--- begin GIVEN INFORMATION ---

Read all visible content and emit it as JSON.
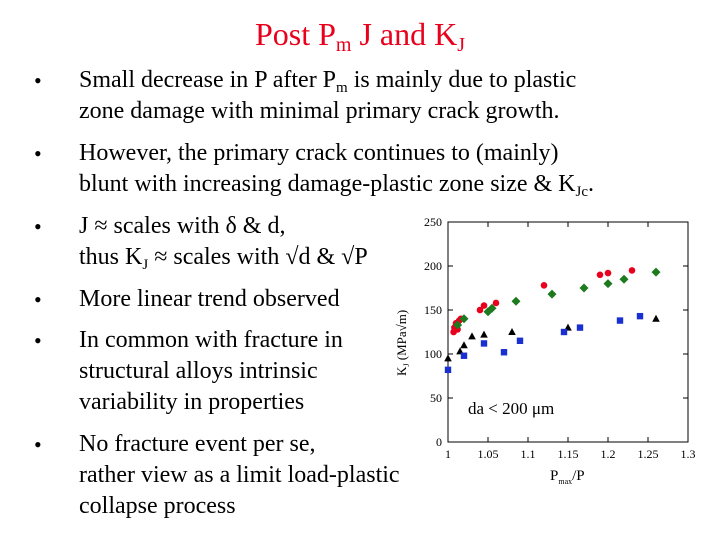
{
  "slide": {
    "title_pre": "Post P",
    "title_sub": "m",
    "title_mid": " J and K",
    "title_sub2": "J"
  },
  "bullets": [
    {
      "l1a": "Small decrease in P after P",
      "l1sub": "m",
      "l1b": " is mainly due to plastic",
      "l2": "zone damage with minimal primary crack growth."
    },
    {
      "l1": "However, the primary crack continues to (mainly)",
      "l2a": "blunt with increasing damage-plastic zone size & K",
      "l2sub": "Jc",
      "l2b": "."
    },
    {
      "l1": "J ≈ scales with δ & d,",
      "l2a": "thus K",
      "l2sub": "J",
      "l2b": " ≈ scales with √d & √P"
    },
    {
      "l1": "More linear trend observed"
    },
    {
      "l1": "In common with fracture in",
      "l2": "structural alloys intrinsic",
      "l3": "variability in properties"
    },
    {
      "l1": "No fracture event per se,",
      "l2": "rather view as a limit load-plastic",
      "l3": "collapse process"
    }
  ],
  "chart_data": {
    "type": "scatter",
    "ylabel": "K",
    "ylabel_sub": "J",
    "ylabel_unit": " (MPa√m)",
    "xlabel": "P",
    "xlabel_sub": "max",
    "xlabel_tail": "/P",
    "annotation": "da < 200 μm",
    "xlim": [
      1.0,
      1.3
    ],
    "ylim": [
      0,
      250
    ],
    "xticks": [
      "1",
      "1.05",
      "1.1",
      "1.15",
      "1.2",
      "1.25",
      "1.3"
    ],
    "yticks": [
      "0",
      "50",
      "100",
      "150",
      "200",
      "250"
    ],
    "colors": {
      "red": "#e8001c",
      "green": "#1e7a1e",
      "blue": "#1a2fd0",
      "black": "#000000"
    },
    "series": [
      {
        "marker": "circle",
        "color": "#e8001c",
        "points": [
          [
            1.007,
            125
          ],
          [
            1.008,
            130
          ],
          [
            1.01,
            135
          ],
          [
            1.012,
            128
          ],
          [
            1.014,
            138
          ],
          [
            1.016,
            140
          ],
          [
            1.04,
            150
          ],
          [
            1.045,
            155
          ],
          [
            1.06,
            158
          ],
          [
            1.12,
            178
          ],
          [
            1.19,
            190
          ],
          [
            1.2,
            192
          ],
          [
            1.23,
            195
          ]
        ]
      },
      {
        "marker": "diamond",
        "color": "#1e7a1e",
        "points": [
          [
            1.012,
            133
          ],
          [
            1.02,
            140
          ],
          [
            1.05,
            148
          ],
          [
            1.055,
            152
          ],
          [
            1.085,
            160
          ],
          [
            1.13,
            168
          ],
          [
            1.17,
            175
          ],
          [
            1.2,
            180
          ],
          [
            1.22,
            185
          ],
          [
            1.26,
            193
          ]
        ]
      },
      {
        "marker": "triangle",
        "color": "#000000",
        "points": [
          [
            1.0,
            95
          ],
          [
            1.015,
            103
          ],
          [
            1.02,
            110
          ],
          [
            1.03,
            120
          ],
          [
            1.045,
            122
          ],
          [
            1.08,
            125
          ],
          [
            1.15,
            130
          ],
          [
            1.26,
            140
          ]
        ]
      },
      {
        "marker": "square",
        "color": "#1a2fd0",
        "points": [
          [
            1.0,
            82
          ],
          [
            1.02,
            98
          ],
          [
            1.045,
            112
          ],
          [
            1.07,
            102
          ],
          [
            1.09,
            115
          ],
          [
            1.145,
            125
          ],
          [
            1.165,
            130
          ],
          [
            1.215,
            138
          ],
          [
            1.24,
            143
          ]
        ]
      }
    ]
  }
}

--- end GIVEN INFORMATION ---

EXERCISE TASK:
Skip every picture and transcribe the data above exactly.

OUTPUT OF THE TASK:
Read all visible content and emit it as JSON.
{
  "slide": {
    "title_pre": "Post P",
    "title_sub": "m",
    "title_mid": " J and K",
    "title_sub2": "J"
  },
  "bullets": [
    {
      "l1a": "Small decrease in P after P",
      "l1sub": "m",
      "l1b": " is mainly due to plastic",
      "l2": "zone damage with minimal primary crack growth."
    },
    {
      "l1": "However, the primary crack continues to (mainly)",
      "l2a": "blunt with increasing damage-plastic zone size & K",
      "l2sub": "Jc",
      "l2b": "."
    },
    {
      "l1": "J ≈ scales with δ & d,",
      "l2a": "thus K",
      "l2sub": "J",
      "l2b": " ≈ scales with √d & √P"
    },
    {
      "l1": "More linear trend observed"
    },
    {
      "l1": "In common with fracture in",
      "l2": "structural alloys intrinsic",
      "l3": "variability in properties"
    },
    {
      "l1": "No fracture event per se,",
      "l2": "rather view as a limit load-plastic",
      "l3": "collapse process"
    }
  ],
  "chart_data": {
    "type": "scatter",
    "ylabel": "K",
    "ylabel_sub": "J",
    "ylabel_unit": " (MPa√m)",
    "xlabel": "P",
    "xlabel_sub": "max",
    "xlabel_tail": "/P",
    "annotation": "da < 200 μm",
    "xlim": [
      1.0,
      1.3
    ],
    "ylim": [
      0,
      250
    ],
    "xticks": [
      "1",
      "1.05",
      "1.1",
      "1.15",
      "1.2",
      "1.25",
      "1.3"
    ],
    "yticks": [
      "0",
      "50",
      "100",
      "150",
      "200",
      "250"
    ],
    "colors": {
      "red": "#e8001c",
      "green": "#1e7a1e",
      "blue": "#1a2fd0",
      "black": "#000000"
    },
    "series": [
      {
        "marker": "circle",
        "color": "#e8001c",
        "points": [
          [
            1.007,
            125
          ],
          [
            1.008,
            130
          ],
          [
            1.01,
            135
          ],
          [
            1.012,
            128
          ],
          [
            1.014,
            138
          ],
          [
            1.016,
            140
          ],
          [
            1.04,
            150
          ],
          [
            1.045,
            155
          ],
          [
            1.06,
            158
          ],
          [
            1.12,
            178
          ],
          [
            1.19,
            190
          ],
          [
            1.2,
            192
          ],
          [
            1.23,
            195
          ]
        ]
      },
      {
        "marker": "diamond",
        "color": "#1e7a1e",
        "points": [
          [
            1.012,
            133
          ],
          [
            1.02,
            140
          ],
          [
            1.05,
            148
          ],
          [
            1.055,
            152
          ],
          [
            1.085,
            160
          ],
          [
            1.13,
            168
          ],
          [
            1.17,
            175
          ],
          [
            1.2,
            180
          ],
          [
            1.22,
            185
          ],
          [
            1.26,
            193
          ]
        ]
      },
      {
        "marker": "triangle",
        "color": "#000000",
        "points": [
          [
            1.0,
            95
          ],
          [
            1.015,
            103
          ],
          [
            1.02,
            110
          ],
          [
            1.03,
            120
          ],
          [
            1.045,
            122
          ],
          [
            1.08,
            125
          ],
          [
            1.15,
            130
          ],
          [
            1.26,
            140
          ]
        ]
      },
      {
        "marker": "square",
        "color": "#1a2fd0",
        "points": [
          [
            1.0,
            82
          ],
          [
            1.02,
            98
          ],
          [
            1.045,
            112
          ],
          [
            1.07,
            102
          ],
          [
            1.09,
            115
          ],
          [
            1.145,
            125
          ],
          [
            1.165,
            130
          ],
          [
            1.215,
            138
          ],
          [
            1.24,
            143
          ]
        ]
      }
    ]
  }
}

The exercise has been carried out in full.